- [Given exercise] Filter the lines below, copying only those with the string "days".

Dataset items
┄┄┄┄┄┄

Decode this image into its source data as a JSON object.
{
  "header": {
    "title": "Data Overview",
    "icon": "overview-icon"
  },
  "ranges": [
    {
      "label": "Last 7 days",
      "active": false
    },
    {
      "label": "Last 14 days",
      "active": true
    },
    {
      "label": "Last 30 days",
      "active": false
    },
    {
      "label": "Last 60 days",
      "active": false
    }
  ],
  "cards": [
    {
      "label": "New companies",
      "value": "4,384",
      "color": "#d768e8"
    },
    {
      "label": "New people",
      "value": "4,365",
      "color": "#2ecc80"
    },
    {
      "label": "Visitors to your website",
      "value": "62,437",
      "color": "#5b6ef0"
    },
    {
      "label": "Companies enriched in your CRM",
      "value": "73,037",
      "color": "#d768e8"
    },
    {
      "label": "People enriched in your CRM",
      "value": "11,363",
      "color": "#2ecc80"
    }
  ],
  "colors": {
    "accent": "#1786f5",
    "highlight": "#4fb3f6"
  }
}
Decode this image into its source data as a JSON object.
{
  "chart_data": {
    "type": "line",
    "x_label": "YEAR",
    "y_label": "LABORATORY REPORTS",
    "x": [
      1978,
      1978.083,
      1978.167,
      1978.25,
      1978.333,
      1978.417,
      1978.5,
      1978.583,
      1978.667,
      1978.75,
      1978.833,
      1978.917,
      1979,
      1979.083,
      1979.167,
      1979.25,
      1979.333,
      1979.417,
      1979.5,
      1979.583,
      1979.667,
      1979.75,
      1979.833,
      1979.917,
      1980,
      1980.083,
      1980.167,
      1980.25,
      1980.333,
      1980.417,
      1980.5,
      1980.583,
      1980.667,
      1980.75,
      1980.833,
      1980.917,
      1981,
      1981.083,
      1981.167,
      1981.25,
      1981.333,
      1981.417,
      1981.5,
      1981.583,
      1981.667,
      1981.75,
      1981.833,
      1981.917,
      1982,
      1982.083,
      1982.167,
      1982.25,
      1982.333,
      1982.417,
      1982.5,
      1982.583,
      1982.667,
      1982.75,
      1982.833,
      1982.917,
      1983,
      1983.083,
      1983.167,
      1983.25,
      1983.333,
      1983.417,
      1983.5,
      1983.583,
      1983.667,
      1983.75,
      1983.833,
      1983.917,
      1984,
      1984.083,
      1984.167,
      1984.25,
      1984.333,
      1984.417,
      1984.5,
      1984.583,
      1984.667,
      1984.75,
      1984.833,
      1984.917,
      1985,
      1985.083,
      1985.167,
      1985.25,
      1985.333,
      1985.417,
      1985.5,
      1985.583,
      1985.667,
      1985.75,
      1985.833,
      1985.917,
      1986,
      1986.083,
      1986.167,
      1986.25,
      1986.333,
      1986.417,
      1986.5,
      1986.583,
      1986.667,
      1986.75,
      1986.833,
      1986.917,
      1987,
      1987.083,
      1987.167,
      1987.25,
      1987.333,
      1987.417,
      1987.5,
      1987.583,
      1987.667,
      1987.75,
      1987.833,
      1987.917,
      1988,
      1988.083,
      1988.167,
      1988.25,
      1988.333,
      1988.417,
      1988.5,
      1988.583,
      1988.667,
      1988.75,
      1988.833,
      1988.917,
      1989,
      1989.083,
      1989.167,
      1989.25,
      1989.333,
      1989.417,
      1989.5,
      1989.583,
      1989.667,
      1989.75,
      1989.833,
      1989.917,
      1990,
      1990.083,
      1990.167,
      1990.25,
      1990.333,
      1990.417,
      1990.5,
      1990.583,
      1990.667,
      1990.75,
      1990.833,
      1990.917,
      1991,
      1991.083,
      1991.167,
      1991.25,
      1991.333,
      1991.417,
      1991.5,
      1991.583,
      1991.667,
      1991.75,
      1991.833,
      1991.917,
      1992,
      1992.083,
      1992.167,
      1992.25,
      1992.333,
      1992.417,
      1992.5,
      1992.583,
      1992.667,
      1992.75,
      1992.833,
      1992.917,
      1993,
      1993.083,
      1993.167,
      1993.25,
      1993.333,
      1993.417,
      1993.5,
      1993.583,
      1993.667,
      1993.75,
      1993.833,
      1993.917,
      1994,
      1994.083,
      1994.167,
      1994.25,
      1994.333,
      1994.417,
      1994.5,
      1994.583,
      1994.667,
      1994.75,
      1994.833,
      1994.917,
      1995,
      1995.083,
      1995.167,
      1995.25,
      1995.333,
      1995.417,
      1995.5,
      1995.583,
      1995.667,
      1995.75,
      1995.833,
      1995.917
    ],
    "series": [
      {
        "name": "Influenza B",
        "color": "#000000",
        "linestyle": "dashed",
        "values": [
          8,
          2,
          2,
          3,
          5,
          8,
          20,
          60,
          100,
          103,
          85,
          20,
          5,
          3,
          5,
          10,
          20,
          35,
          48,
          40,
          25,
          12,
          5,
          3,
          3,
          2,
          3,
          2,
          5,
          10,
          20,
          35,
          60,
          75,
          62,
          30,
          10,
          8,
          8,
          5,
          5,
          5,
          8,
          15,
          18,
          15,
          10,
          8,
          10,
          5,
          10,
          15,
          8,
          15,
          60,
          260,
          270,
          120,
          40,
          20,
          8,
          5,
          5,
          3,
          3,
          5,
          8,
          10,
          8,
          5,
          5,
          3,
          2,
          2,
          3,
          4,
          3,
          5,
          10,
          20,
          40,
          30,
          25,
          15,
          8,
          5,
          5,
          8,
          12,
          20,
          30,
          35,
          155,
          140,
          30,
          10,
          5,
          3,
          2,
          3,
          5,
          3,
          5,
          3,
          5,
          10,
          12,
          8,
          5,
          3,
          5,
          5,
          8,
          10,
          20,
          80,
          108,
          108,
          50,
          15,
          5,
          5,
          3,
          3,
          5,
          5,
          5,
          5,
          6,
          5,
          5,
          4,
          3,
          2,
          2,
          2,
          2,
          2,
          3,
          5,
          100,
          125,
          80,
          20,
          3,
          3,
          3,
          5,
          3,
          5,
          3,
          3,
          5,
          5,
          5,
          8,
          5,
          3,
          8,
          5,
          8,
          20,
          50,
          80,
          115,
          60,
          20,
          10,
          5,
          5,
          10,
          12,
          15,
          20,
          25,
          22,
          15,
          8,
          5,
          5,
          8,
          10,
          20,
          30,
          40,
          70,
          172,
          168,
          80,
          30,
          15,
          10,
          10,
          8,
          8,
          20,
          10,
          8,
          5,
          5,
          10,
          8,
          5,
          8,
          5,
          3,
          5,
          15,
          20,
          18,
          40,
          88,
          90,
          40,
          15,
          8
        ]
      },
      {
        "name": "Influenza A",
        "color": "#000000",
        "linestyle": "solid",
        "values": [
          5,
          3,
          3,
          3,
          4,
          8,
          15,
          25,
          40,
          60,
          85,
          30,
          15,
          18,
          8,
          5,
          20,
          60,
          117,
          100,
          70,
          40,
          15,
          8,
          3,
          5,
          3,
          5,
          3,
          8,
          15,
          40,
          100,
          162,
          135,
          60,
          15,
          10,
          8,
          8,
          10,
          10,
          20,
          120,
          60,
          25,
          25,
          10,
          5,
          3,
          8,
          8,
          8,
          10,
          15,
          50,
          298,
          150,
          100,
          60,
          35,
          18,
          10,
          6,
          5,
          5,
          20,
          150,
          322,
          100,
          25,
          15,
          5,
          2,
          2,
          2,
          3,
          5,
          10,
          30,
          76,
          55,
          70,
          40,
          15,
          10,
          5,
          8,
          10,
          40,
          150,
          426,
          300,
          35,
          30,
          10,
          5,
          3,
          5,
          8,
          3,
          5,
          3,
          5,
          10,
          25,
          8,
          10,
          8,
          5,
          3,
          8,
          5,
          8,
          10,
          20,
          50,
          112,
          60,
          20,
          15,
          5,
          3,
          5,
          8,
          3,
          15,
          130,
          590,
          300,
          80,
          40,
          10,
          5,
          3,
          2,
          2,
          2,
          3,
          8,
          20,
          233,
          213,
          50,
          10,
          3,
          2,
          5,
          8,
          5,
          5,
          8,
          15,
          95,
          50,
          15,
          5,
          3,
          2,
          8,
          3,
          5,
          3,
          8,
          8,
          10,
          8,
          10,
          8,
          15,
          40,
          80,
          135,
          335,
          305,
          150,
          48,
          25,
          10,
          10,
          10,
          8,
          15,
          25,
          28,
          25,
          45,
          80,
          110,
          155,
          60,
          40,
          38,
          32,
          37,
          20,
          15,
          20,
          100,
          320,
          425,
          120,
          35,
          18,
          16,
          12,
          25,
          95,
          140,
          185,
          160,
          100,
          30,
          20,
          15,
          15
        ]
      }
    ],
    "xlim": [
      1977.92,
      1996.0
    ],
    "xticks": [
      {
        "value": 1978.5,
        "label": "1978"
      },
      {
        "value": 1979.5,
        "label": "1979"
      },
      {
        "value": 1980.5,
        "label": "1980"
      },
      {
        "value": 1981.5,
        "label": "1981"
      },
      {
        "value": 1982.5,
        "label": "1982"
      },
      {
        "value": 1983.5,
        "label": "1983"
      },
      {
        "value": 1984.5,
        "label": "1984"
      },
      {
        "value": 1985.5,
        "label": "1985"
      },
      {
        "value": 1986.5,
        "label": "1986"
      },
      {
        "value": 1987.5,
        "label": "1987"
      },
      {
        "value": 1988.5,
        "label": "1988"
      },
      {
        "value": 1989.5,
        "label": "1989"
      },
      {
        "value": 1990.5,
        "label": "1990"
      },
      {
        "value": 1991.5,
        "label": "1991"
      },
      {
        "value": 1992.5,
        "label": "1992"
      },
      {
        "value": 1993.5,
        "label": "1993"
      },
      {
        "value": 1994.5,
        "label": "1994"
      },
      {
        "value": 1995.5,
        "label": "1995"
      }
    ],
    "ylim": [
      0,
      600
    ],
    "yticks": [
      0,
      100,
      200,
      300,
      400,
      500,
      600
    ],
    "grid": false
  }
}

┄┄┄┄┄┄

- [Answer for the task]
      "label": "Last 7 days",
      "label": "Last 14 days",
      "label": "Last 30 days",
      "label": "Last 60 days",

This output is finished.